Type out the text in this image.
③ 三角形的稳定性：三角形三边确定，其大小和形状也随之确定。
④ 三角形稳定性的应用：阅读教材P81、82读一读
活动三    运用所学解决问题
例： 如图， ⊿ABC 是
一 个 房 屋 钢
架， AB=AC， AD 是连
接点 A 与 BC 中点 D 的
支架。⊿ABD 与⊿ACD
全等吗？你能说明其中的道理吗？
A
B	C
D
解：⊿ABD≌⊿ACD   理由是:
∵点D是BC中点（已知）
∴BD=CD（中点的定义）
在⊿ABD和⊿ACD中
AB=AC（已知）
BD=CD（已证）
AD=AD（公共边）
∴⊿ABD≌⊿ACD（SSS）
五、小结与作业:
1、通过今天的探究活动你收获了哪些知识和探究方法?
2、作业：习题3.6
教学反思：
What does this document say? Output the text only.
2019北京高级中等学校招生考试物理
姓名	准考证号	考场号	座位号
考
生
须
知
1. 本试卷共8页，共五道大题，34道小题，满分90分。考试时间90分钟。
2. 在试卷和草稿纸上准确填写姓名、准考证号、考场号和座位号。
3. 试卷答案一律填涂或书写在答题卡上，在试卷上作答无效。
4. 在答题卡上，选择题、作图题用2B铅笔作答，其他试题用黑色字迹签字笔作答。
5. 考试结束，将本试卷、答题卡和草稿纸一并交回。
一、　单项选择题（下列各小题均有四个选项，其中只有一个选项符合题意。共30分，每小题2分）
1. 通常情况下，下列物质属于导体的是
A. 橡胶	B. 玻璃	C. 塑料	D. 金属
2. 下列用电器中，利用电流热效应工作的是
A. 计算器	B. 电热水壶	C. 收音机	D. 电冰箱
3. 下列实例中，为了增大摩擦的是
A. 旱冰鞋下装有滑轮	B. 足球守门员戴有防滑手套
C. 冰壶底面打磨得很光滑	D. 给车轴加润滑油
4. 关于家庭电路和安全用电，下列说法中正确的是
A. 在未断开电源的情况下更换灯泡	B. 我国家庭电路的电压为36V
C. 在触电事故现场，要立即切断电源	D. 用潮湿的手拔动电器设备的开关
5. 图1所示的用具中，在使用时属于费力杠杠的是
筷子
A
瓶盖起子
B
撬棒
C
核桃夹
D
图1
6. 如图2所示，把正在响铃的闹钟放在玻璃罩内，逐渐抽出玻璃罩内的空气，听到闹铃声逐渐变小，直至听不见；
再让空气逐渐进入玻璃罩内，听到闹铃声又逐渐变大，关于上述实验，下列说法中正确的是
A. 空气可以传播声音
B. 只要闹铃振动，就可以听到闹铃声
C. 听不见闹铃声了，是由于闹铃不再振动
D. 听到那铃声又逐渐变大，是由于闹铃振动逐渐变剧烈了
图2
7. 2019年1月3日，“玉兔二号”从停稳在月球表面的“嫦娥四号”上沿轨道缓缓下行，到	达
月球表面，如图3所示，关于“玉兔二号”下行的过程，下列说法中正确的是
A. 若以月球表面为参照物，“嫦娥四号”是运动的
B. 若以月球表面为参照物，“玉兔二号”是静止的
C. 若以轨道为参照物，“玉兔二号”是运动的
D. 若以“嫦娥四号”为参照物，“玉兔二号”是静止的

☆ ☆ ☆ ☆ ☆

- THE TASK
Send back each record exactly as it stands.

- EXPECTED ANSWER
Type out the text in this image.
③ 三角形的稳定性：三角形三边确定，其大小和形状也随之确定。
④ 三角形稳定性的应用：阅读教材P81、82读一读
活动三    运用所学解决问题
例： 如图， ⊿ABC 是
一 个 房 屋 钢
架， AB=AC， AD 是连
接点 A 与 BC 中点 D 的
支架。⊿ABD 与⊿ACD
全等吗？你能说明其中的道理吗？
A
B	C
D
解：⊿ABD≌⊿ACD   理由是:
∵点D是BC中点（已知）
∴BD=CD（中点的定义）
在⊿ABD和⊿ACD中
AB=AC（已知）
BD=CD（已证）
AD=AD（公共边）
∴⊿ABD≌⊿ACD（SSS）
五、小结与作业:
1、通过今天的探究活动你收获了哪些知识和探究方法?
2、作业：习题3.6
教学反思：
What does this document say? Output the text only.
2019北京高级中等学校招生考试物理
姓名	准考证号	考场号	座位号
考
生
须
知
1. 本试卷共8页，共五道大题，34道小题，满分90分。考试时间90分钟。
2. 在试卷和草稿纸上准确填写姓名、准考证号、考场号和座位号。
3. 试卷答案一律填涂或书写在答题卡上，在试卷上作答无效。
4. 在答题卡上，选择题、作图题用2B铅笔作答，其他试题用黑色字迹签字笔作答。
5. 考试结束，将本试卷、答题卡和草稿纸一并交回。
一、　单项选择题（下列各小题均有四个选项，其中只有一个选项符合题意。共30分，每小题2分）
1. 通常情况下，下列物质属于导体的是
A. 橡胶	B. 玻璃	C. 塑料	D. 金属
2. 下列用电器中，利用电流热效应工作的是
A. 计算器	B. 电热水壶	C. 收音机	D. 电冰箱
3. 下列实例中，为了增大摩擦的是
A. 旱冰鞋下装有滑轮	B. 足球守门员戴有防滑手套
C. 冰壶底面打磨得很光滑	D. 给车轴加润滑油
4. 关于家庭电路和安全用电，下列说法中正确的是
A. 在未断开电源的情况下更换灯泡	B. 我国家庭电路的电压为36V
C. 在触电事故现场，要立即切断电源	D. 用潮湿的手拔动电器设备的开关
5. 图1所示的用具中，在使用时属于费力杠杠的是
筷子
A
瓶盖起子
B
撬棒
C
核桃夹
D
图1
6. 如图2所示，把正在响铃的闹钟放在玻璃罩内，逐渐抽出玻璃罩内的空气，听到闹铃声逐渐变小，直至听不见；
再让空气逐渐进入玻璃罩内，听到闹铃声又逐渐变大，关于上述实验，下列说法中正确的是
A. 空气可以传播声音
B. 只要闹铃振动，就可以听到闹铃声
C. 听不见闹铃声了，是由于闹铃不再振动
D. 听到那铃声又逐渐变大，是由于闹铃振动逐渐变剧烈了
图2
7. 2019年1月3日，“玉兔二号”从停稳在月球表面的“嫦娥四号”上沿轨道缓缓下行，到	达
月球表面，如图3所示，关于“玉兔二号”下行的过程，下列说法中正确的是
A. 若以月球表面为参照物，“嫦娥四号”是运动的
B. 若以月球表面为参照物，“玉兔二号”是静止的
C. 若以轨道为参照物，“玉兔二号”是运动的
D. 若以“嫦娥四号”为参照物，“玉兔二号”是静止的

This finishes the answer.